Count, in the entries below, the lines in which "skladu" occurs. Give the number, nothing more.

>> BEGIN

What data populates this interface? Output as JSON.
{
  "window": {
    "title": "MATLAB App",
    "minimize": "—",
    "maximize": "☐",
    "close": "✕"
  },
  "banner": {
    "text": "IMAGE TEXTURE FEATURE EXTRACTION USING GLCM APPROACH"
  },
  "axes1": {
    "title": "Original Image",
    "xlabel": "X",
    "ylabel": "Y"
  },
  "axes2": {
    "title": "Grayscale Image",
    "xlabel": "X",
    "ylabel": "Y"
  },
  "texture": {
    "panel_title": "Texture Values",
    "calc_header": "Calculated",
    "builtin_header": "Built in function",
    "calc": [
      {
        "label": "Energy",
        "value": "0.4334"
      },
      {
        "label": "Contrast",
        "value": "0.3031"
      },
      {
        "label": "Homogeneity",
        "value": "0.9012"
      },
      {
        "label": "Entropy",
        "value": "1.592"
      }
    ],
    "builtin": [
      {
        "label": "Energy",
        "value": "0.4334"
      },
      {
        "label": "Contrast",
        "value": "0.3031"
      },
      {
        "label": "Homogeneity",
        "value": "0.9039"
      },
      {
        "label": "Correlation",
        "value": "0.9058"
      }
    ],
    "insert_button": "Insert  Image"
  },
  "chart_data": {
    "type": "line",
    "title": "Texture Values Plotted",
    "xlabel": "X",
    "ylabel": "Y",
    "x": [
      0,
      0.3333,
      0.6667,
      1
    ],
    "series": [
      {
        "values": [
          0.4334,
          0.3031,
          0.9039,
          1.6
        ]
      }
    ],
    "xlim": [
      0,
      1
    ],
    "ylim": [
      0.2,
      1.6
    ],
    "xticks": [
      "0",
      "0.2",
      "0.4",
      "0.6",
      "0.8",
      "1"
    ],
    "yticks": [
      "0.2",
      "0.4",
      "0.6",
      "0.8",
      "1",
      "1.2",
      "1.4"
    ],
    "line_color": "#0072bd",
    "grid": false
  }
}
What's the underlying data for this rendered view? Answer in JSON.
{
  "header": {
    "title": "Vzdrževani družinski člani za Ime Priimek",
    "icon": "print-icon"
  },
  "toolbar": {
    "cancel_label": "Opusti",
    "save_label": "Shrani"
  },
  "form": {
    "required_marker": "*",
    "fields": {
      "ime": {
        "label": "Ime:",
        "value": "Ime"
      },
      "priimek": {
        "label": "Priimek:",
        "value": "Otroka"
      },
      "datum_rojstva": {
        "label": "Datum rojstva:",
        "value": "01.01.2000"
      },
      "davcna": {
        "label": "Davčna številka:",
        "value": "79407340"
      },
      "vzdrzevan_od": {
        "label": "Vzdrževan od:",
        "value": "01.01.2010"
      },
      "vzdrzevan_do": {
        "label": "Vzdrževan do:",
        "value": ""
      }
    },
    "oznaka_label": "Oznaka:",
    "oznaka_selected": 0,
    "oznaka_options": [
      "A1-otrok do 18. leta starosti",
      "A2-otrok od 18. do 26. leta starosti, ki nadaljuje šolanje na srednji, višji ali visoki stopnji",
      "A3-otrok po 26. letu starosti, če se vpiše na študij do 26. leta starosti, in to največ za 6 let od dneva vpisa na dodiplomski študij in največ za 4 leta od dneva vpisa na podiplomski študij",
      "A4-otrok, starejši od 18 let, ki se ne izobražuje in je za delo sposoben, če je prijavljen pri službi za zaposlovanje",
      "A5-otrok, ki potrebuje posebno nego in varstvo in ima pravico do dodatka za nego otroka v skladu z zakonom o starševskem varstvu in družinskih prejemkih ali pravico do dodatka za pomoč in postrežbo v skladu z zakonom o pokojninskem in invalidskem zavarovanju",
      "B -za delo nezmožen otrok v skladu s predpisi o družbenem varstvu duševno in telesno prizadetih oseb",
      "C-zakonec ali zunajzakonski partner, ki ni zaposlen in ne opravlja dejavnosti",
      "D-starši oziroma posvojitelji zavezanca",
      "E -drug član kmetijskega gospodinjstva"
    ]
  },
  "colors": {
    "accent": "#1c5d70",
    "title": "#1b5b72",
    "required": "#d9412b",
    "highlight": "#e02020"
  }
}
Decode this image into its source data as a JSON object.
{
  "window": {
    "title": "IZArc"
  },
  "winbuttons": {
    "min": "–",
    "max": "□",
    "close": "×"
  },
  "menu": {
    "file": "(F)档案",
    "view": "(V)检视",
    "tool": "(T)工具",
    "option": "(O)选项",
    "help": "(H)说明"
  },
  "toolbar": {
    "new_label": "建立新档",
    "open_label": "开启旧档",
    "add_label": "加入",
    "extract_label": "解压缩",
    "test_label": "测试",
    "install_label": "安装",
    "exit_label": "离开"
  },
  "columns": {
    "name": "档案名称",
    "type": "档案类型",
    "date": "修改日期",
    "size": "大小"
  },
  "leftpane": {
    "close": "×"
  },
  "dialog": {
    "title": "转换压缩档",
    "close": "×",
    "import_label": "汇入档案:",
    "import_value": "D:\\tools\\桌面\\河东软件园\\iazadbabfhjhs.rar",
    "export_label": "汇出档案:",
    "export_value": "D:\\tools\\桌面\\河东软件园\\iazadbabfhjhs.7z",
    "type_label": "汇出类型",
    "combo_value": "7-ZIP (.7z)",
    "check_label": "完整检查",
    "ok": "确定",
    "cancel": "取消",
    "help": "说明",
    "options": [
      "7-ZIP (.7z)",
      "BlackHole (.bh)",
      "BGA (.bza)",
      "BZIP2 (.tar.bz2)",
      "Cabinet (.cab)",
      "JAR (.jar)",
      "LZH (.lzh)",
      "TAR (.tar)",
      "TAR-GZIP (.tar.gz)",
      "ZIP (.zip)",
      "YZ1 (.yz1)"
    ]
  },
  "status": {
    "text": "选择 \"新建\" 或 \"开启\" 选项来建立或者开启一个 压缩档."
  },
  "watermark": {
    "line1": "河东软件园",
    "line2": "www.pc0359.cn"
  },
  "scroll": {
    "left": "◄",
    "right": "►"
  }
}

>> END

• Written reply: 2